• [YOUR GOAL]: Each line containing the word "step" must be collected.
● ● ● ● ●
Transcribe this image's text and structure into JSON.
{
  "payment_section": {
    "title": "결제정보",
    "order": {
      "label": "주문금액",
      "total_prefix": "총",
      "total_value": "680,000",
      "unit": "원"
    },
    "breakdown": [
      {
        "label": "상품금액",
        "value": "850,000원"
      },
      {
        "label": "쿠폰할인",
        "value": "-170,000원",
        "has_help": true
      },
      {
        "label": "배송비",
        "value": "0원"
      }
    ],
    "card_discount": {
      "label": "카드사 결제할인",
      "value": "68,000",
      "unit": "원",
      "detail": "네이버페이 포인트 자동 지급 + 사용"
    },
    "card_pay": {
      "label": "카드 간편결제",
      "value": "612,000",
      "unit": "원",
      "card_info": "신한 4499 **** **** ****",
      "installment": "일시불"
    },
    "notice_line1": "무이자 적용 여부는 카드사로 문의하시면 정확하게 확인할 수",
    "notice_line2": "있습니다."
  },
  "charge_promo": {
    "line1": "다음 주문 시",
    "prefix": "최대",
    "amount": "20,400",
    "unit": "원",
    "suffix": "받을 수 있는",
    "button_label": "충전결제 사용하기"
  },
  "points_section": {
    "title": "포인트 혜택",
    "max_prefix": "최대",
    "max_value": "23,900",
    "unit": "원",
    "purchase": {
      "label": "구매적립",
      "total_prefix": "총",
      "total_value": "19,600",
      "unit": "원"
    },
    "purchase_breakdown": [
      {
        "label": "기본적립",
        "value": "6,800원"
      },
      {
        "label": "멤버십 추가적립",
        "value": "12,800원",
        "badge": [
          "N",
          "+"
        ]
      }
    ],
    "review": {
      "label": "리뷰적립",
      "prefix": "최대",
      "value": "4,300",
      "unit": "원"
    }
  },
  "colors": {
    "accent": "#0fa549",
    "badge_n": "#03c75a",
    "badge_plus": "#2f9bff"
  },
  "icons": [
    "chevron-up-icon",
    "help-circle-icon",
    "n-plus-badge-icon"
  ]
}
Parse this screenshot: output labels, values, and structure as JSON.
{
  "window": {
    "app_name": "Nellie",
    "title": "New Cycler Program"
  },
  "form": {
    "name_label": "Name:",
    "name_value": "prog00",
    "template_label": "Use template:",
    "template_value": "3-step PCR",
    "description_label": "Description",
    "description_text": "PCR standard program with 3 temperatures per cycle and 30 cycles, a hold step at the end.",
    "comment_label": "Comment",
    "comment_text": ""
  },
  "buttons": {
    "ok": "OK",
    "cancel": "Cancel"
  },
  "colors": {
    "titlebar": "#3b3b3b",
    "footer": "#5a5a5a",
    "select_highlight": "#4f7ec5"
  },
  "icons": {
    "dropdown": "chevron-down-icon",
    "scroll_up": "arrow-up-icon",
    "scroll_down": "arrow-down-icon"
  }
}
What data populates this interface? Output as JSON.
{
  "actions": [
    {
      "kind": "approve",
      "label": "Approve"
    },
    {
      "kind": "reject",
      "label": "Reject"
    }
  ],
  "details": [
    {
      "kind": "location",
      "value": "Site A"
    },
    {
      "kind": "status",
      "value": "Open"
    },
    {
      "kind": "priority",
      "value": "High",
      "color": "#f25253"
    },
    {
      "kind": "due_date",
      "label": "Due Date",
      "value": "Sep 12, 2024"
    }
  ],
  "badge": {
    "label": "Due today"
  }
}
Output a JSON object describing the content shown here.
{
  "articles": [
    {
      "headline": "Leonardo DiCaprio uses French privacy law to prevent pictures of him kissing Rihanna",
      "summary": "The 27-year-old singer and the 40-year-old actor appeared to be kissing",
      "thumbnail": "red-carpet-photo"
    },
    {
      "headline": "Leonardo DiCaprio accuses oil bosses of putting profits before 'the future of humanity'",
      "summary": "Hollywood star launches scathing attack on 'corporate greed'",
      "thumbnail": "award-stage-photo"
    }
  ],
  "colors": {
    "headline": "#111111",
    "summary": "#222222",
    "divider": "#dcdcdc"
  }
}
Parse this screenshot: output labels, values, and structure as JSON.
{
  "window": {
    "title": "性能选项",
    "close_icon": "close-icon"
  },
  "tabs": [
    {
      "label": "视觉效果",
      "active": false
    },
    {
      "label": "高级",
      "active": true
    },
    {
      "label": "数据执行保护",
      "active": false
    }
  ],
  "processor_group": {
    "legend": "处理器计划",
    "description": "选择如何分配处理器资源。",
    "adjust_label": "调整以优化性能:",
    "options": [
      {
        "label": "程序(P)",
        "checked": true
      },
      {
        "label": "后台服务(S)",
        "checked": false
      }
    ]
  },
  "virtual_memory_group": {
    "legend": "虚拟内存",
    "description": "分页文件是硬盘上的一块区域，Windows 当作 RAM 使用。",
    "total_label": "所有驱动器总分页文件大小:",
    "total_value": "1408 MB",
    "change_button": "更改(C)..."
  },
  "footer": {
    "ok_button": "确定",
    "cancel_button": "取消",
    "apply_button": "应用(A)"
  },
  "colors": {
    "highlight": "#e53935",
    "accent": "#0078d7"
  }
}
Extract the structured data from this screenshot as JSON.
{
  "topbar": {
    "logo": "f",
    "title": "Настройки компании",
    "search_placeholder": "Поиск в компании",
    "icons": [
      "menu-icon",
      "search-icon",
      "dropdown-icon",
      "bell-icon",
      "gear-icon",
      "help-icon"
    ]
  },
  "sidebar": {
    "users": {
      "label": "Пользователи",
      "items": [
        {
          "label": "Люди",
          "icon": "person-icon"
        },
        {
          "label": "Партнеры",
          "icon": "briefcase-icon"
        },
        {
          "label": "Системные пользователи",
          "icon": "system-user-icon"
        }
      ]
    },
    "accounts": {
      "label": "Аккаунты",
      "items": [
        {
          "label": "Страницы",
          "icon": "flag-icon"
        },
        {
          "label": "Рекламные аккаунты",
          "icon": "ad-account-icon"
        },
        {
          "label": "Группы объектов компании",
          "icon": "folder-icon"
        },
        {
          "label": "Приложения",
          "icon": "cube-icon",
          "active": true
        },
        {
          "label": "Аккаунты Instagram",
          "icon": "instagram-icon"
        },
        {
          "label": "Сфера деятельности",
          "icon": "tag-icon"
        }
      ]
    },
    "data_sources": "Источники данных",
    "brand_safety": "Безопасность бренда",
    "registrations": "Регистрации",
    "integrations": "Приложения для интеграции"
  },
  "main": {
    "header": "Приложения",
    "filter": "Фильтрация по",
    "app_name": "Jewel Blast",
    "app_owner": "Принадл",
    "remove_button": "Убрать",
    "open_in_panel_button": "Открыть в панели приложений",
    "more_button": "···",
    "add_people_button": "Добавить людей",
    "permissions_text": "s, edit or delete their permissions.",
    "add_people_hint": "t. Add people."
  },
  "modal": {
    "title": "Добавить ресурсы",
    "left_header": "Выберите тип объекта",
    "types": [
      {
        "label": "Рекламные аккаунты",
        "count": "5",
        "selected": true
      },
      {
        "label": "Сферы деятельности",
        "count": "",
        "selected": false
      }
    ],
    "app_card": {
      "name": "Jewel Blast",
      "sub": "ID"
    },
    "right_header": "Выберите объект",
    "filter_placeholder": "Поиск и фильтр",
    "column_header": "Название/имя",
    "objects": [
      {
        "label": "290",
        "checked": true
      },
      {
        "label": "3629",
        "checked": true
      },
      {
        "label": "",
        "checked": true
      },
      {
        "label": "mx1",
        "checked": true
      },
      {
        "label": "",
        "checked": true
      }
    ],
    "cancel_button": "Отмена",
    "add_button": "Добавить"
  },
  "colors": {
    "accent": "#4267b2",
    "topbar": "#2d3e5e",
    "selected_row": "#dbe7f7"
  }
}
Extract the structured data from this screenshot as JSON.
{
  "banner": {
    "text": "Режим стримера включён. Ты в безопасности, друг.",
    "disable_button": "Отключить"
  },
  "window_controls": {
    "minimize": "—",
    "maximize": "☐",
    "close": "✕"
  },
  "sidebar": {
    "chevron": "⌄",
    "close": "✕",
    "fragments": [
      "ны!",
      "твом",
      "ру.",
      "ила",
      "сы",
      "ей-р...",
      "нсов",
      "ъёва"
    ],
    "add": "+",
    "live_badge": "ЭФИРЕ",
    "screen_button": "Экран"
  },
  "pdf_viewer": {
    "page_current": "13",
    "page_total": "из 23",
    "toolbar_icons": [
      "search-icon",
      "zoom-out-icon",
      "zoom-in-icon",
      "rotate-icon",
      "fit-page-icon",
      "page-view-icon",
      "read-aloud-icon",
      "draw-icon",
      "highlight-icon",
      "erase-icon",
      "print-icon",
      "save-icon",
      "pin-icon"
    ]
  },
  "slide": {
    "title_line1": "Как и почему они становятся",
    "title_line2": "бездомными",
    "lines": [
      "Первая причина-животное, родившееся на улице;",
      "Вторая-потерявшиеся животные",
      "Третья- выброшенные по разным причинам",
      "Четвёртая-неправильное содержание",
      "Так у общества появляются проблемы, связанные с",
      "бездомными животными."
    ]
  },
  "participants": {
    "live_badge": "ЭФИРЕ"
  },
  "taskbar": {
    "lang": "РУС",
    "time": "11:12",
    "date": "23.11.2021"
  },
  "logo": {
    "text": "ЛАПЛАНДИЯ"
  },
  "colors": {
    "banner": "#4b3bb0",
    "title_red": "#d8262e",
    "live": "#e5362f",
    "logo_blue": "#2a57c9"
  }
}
● ● ● ● ●
• [EXERCISE RESULT]:
    "template_value": "3-step PCR",
    "description_text": "PCR standard program with 3 temperatures per cycle and 30 cycles, a hold step at the end.",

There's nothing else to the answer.